• YOUR GOAL:
Can you transcribe every line exactly and leave the pictures behind?

• INPUT FOR THIS TASK:
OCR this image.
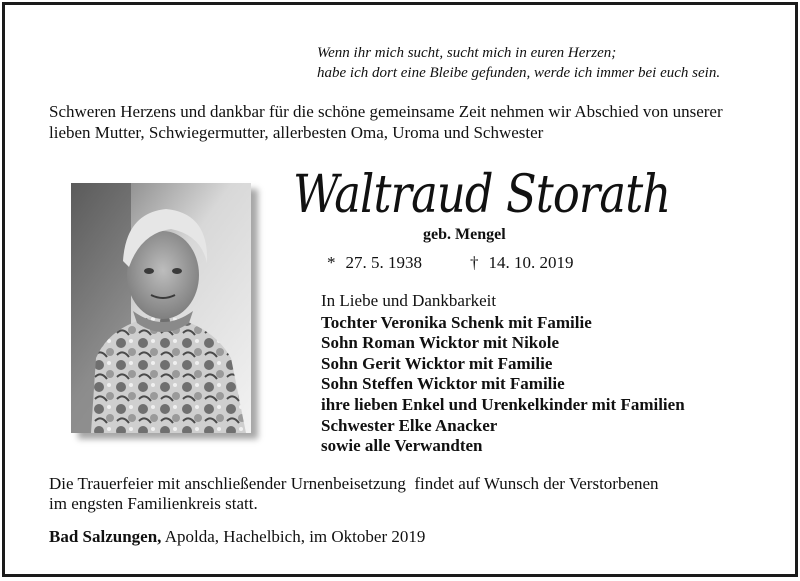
Wenn ihr mich sucht, sucht mich in euren Herzen;
habe ich dort eine Bleibe gefunden, werde ich immer bei euch sein.
Schweren Herzens und dankbar für die schöne gemeinsame Zeit nehmen wir Abschied von unserer
lieben Mutter, Schwiegermutter, allerbesten Oma, Uroma und Schwester
Waltraud Storath
geb. Mengel
* 27. 5. 1938	† 14. 10. 2019
In Liebe und Dankbarkeit
Tochter Veronika Schenk mit Familie
Sohn Roman Wicktor mit Nikole
Sohn Gerit Wicktor mit Familie
Sohn Steffen Wicktor mit Familie
ihre lieben Enkel und Urenkelkinder mit Familien
Schwester Elke Anacker
sowie alle Verwandten
Die Trauerfeier mit anschließender Urnenbeisetzung  findet auf Wunsch der Verstorbenen
im engsten Familienkreis statt.
Bad Salzungen, Apolda, Hachelbich, im Oktober 2019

• SOLUTION FOR THIS PROBLEM:
OCR this image.
Wenn ihr mich sucht, sucht mich in euren Herzen;
habe ich dort eine Bleibe gefunden, werde ich immer bei euch sein.
Schweren Herzens und dankbar für die schöne gemeinsame Zeit nehmen wir Abschied von unserer
lieben Mutter, Schwiegermutter, allerbesten Oma, Uroma und Schwester
Waltraud Storath
geb. Mengel
* 27. 5. 1938	† 14. 10. 2019
In Liebe und Dankbarkeit
Tochter Veronika Schenk mit Familie
Sohn Roman Wicktor mit Nikole
Sohn Gerit Wicktor mit Familie
Sohn Steffen Wicktor mit Familie
ihre lieben Enkel und Urenkelkinder mit Familien
Schwester Elke Anacker
sowie alle Verwandten
Die Trauerfeier mit anschließender Urnenbeisetzung  findet auf Wunsch der Verstorbenen
im engsten Familienkreis statt.
Bad Salzungen, Apolda, Hachelbich, im Oktober 2019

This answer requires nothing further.